→ **Written problem**
Copy all lines below containing "marker".

→ **Excerpted data**
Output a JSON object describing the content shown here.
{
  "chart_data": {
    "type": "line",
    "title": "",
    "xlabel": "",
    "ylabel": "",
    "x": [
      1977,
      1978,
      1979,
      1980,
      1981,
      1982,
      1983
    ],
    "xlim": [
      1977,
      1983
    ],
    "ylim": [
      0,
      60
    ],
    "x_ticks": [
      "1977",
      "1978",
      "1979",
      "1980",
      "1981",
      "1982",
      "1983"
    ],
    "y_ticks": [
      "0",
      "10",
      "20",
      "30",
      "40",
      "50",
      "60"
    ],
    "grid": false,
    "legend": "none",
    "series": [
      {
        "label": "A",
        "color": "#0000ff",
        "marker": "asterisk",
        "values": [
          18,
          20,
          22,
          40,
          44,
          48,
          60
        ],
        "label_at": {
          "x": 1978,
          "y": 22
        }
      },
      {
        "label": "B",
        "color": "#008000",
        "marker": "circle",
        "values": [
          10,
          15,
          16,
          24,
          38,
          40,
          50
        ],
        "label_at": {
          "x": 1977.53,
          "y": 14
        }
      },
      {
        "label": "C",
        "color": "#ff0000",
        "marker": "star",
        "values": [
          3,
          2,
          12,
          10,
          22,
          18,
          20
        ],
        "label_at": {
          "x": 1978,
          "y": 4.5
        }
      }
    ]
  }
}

→ **Solution**
        "marker": "asterisk",
        "marker": "circle",
        "marker": "star",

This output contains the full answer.